# WHAT NEEDS TO BE DONE:
All records are to be retyped faithfully and completely.

# EXTRACTED ENTRIES:
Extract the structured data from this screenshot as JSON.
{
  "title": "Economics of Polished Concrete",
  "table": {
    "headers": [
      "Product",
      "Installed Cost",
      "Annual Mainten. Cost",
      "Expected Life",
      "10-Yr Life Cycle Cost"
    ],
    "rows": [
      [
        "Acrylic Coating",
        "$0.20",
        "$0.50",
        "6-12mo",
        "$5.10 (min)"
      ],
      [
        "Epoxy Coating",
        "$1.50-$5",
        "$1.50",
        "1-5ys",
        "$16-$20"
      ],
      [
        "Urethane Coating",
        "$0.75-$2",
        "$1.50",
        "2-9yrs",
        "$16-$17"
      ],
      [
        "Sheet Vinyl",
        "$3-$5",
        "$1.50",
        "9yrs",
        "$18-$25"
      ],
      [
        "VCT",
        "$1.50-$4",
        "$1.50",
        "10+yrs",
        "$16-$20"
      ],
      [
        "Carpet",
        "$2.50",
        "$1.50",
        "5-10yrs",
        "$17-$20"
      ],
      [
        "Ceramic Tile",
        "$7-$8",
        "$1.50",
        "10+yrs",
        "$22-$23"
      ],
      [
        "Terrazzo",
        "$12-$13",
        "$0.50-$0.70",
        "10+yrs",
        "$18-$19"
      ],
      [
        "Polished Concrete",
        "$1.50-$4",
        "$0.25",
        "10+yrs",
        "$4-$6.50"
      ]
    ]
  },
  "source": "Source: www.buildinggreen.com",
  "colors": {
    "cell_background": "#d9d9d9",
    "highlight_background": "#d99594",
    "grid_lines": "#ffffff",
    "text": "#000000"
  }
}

# ANSWER TO THE PROBLEM:
Extract the structured data from this screenshot as JSON.
{
  "title": "Economics of Polished Concrete",
  "table": {
    "headers": [
      "Product",
      "Installed Cost",
      "Annual Mainten. Cost",
      "Expected Life",
      "10-Yr Life Cycle Cost"
    ],
    "rows": [
      [
        "Acrylic Coating",
        "$0.20",
        "$0.50",
        "6-12mo",
        "$5.10 (min)"
      ],
      [
        "Epoxy Coating",
        "$1.50-$5",
        "$1.50",
        "1-5ys",
        "$16-$20"
      ],
      [
        "Urethane Coating",
        "$0.75-$2",
        "$1.50",
        "2-9yrs",
        "$16-$17"
      ],
      [
        "Sheet Vinyl",
        "$3-$5",
        "$1.50",
        "9yrs",
        "$18-$25"
      ],
      [
        "VCT",
        "$1.50-$4",
        "$1.50",
        "10+yrs",
        "$16-$20"
      ],
      [
        "Carpet",
        "$2.50",
        "$1.50",
        "5-10yrs",
        "$17-$20"
      ],
      [
        "Ceramic Tile",
        "$7-$8",
        "$1.50",
        "10+yrs",
        "$22-$23"
      ],
      [
        "Terrazzo",
        "$12-$13",
        "$0.50-$0.70",
        "10+yrs",
        "$18-$19"
      ],
      [
        "Polished Concrete",
        "$1.50-$4",
        "$0.25",
        "10+yrs",
        "$4-$6.50"
      ]
    ]
  },
  "source": "Source: www.buildinggreen.com",
  "colors": {
    "cell_background": "#d9d9d9",
    "highlight_background": "#d99594",
    "grid_lines": "#ffffff",
    "text": "#000000"
  }
}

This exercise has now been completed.